▶ **Aim**: Type out all the records word for word. Any pictures are to be left out.

(Data items)
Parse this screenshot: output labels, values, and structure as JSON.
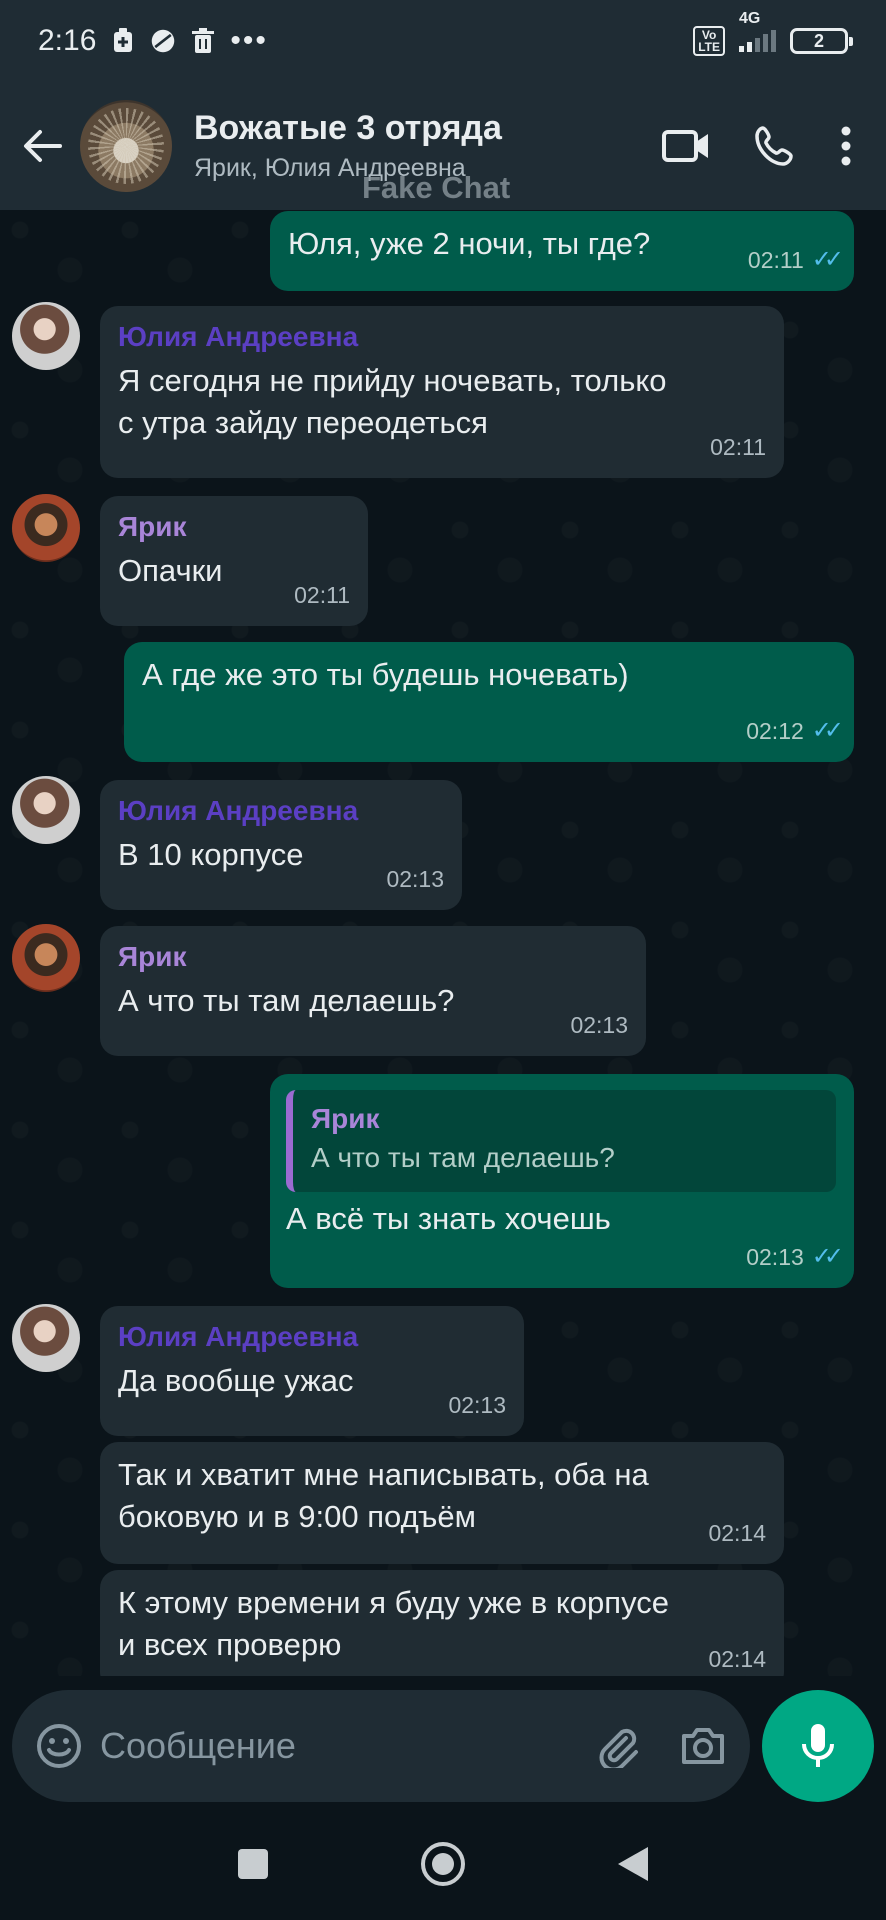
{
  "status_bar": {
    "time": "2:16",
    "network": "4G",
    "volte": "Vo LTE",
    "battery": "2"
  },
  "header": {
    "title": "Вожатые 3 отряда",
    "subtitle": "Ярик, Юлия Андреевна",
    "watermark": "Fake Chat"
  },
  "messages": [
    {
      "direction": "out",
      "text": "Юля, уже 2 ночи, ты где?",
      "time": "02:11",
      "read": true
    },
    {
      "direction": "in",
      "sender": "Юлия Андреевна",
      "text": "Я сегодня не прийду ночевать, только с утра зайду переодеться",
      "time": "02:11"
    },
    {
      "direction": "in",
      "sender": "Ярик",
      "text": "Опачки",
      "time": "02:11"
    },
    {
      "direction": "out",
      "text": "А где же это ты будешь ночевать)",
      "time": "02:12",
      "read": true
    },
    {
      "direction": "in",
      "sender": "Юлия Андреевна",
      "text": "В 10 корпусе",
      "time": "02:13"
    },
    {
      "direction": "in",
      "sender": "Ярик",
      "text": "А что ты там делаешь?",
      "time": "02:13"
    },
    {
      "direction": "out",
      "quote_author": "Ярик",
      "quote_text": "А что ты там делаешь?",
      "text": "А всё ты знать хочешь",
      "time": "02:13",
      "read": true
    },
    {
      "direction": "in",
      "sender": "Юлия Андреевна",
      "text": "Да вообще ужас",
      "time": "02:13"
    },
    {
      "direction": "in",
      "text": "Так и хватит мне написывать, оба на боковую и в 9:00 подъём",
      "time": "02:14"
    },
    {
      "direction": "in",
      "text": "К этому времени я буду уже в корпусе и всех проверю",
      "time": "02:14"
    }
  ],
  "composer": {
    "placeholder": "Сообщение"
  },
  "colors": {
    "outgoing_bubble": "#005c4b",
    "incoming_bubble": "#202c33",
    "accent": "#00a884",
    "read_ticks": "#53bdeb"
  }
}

▶ **The completed task**:
Parse this screenshot: output labels, values, and structure as JSON.
{
  "status_bar": {
    "time": "2:16",
    "network": "4G",
    "volte": "Vo LTE",
    "battery": "2"
  },
  "header": {
    "title": "Вожатые 3 отряда",
    "subtitle": "Ярик, Юлия Андреевна",
    "watermark": "Fake Chat"
  },
  "messages": [
    {
      "direction": "out",
      "text": "Юля, уже 2 ночи, ты где?",
      "time": "02:11",
      "read": true
    },
    {
      "direction": "in",
      "sender": "Юлия Андреевна",
      "text": "Я сегодня не прийду ночевать, только с утра зайду переодеться",
      "time": "02:11"
    },
    {
      "direction": "in",
      "sender": "Ярик",
      "text": "Опачки",
      "time": "02:11"
    },
    {
      "direction": "out",
      "text": "А где же это ты будешь ночевать)",
      "time": "02:12",
      "read": true
    },
    {
      "direction": "in",
      "sender": "Юлия Андреевна",
      "text": "В 10 корпусе",
      "time": "02:13"
    },
    {
      "direction": "in",
      "sender": "Ярик",
      "text": "А что ты там делаешь?",
      "time": "02:13"
    },
    {
      "direction": "out",
      "quote_author": "Ярик",
      "quote_text": "А что ты там делаешь?",
      "text": "А всё ты знать хочешь",
      "time": "02:13",
      "read": true
    },
    {
      "direction": "in",
      "sender": "Юлия Андреевна",
      "text": "Да вообще ужас",
      "time": "02:13"
    },
    {
      "direction": "in",
      "text": "Так и хватит мне написывать, оба на боковую и в 9:00 подъём",
      "time": "02:14"
    },
    {
      "direction": "in",
      "text": "К этому времени я буду уже в корпусе и всех проверю",
      "time": "02:14"
    }
  ],
  "composer": {
    "placeholder": "Сообщение"
  },
  "colors": {
    "outgoing_bubble": "#005c4b",
    "incoming_bubble": "#202c33",
    "accent": "#00a884",
    "read_ticks": "#53bdeb"
  }
}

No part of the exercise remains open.